**Task prompt**
Identify all lines below that hold "เมษายน" and collect them.
——
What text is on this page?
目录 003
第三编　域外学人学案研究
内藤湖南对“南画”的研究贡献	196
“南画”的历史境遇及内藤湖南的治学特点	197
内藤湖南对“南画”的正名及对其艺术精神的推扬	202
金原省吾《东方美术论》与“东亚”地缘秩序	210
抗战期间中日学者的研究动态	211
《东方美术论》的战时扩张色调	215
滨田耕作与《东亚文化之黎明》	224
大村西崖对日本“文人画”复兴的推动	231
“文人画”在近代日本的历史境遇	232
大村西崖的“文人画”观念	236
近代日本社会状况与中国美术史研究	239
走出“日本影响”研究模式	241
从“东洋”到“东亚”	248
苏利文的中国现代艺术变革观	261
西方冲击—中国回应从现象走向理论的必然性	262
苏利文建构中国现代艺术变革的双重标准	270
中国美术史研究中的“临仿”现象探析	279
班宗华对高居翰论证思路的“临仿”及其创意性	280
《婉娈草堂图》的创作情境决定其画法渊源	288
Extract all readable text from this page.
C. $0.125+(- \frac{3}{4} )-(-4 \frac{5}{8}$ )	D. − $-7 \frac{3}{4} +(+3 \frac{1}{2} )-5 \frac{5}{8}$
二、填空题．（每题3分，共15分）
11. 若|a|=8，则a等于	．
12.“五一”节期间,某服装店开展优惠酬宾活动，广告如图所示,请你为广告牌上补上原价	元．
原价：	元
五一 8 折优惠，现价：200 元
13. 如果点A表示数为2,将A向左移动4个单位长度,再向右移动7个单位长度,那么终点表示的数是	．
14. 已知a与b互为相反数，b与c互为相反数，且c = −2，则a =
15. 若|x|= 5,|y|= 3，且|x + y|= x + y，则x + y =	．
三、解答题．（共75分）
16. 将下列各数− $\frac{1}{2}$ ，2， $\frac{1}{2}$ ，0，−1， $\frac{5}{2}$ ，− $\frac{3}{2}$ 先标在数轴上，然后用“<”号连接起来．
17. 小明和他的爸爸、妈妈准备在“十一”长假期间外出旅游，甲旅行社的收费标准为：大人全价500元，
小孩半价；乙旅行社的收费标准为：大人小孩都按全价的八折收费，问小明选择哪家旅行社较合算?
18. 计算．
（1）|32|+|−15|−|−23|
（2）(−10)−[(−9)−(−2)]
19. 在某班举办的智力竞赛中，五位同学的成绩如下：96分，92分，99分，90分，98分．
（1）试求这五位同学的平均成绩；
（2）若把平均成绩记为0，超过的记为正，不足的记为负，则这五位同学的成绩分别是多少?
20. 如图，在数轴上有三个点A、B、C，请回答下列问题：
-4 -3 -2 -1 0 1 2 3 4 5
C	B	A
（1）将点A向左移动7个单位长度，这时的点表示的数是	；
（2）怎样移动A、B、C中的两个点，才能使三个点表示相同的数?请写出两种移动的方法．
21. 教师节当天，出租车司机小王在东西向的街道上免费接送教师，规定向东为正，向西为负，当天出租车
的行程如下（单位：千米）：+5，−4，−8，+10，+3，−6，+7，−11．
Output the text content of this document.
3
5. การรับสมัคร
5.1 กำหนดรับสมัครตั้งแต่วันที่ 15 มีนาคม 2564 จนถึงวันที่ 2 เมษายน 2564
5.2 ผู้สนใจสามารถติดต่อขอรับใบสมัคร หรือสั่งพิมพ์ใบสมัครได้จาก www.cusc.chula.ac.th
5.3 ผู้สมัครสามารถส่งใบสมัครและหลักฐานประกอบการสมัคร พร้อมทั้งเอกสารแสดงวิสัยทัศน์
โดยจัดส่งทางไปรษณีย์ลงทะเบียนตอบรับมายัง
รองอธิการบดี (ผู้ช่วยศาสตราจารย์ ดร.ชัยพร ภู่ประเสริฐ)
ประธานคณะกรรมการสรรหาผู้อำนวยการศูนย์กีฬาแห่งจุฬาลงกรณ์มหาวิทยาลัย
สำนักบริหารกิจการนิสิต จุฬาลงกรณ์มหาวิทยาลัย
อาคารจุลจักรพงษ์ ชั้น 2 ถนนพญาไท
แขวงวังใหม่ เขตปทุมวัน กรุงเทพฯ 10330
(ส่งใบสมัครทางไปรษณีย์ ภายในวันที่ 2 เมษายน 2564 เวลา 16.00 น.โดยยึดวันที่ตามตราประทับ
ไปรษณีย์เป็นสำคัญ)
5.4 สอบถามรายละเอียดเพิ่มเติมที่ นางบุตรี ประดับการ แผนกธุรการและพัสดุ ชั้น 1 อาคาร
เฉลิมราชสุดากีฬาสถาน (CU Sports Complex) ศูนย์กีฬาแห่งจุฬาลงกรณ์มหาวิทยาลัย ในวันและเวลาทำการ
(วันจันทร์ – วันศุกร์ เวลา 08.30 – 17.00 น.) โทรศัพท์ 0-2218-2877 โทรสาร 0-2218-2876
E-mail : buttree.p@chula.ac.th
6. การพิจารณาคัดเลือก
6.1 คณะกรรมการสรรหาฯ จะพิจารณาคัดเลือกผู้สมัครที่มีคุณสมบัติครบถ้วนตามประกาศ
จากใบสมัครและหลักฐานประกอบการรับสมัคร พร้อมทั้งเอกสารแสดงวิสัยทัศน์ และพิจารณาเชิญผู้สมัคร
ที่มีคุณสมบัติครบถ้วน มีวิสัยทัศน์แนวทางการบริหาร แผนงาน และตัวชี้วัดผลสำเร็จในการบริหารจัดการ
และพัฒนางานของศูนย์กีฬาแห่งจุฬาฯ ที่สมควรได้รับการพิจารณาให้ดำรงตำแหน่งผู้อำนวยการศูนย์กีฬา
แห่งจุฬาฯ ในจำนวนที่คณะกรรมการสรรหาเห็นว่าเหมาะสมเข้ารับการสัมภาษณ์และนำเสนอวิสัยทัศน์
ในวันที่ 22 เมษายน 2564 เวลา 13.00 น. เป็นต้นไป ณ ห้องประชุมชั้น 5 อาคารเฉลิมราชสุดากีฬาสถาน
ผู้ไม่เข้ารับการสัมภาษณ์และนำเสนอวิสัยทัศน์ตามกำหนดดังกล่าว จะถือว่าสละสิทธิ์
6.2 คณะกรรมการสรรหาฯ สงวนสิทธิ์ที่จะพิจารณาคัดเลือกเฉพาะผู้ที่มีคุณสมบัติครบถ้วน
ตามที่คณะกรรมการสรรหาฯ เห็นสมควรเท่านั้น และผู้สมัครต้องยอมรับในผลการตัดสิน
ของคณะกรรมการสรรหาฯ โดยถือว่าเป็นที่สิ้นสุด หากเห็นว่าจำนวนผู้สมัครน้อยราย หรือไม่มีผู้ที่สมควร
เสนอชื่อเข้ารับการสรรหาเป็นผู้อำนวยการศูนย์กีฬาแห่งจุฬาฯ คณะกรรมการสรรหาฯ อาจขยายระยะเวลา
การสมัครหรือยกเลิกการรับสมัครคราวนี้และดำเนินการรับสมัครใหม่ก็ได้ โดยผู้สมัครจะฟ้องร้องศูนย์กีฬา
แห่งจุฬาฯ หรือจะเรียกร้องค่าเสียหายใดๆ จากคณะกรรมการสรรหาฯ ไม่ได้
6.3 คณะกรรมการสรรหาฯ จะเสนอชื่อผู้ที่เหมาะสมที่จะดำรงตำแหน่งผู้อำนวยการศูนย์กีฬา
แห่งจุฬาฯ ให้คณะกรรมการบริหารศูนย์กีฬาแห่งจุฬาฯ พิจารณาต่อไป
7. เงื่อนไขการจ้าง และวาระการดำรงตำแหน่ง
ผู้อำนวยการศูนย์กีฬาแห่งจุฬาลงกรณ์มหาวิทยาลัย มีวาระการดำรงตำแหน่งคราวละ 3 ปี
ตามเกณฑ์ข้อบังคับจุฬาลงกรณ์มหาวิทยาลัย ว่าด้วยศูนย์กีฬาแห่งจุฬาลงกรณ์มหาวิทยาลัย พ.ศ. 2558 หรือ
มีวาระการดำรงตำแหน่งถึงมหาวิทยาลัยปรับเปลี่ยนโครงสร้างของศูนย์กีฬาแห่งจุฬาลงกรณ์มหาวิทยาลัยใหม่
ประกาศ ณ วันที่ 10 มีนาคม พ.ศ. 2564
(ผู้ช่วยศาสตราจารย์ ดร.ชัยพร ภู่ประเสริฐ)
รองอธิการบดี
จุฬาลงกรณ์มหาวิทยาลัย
——
**Result of the task**
5.1 กำหนดรับสมัครตั้งแต่วันที่ 15 มีนาคม 2564 จนถึงวันที่ 2 เมษายน 2564
(ส่งใบสมัครทางไปรษณีย์ ภายในวันที่ 2 เมษายน 2564 เวลา 16.00 น.โดยยึดวันที่ตามตราประทับ
ในวันที่ 22 เมษายน 2564 เวลา 13.00 น. เป็นต้นไป ณ ห้องประชุมชั้น 5 อาคารเฉลิมราชสุดากีฬาสถาน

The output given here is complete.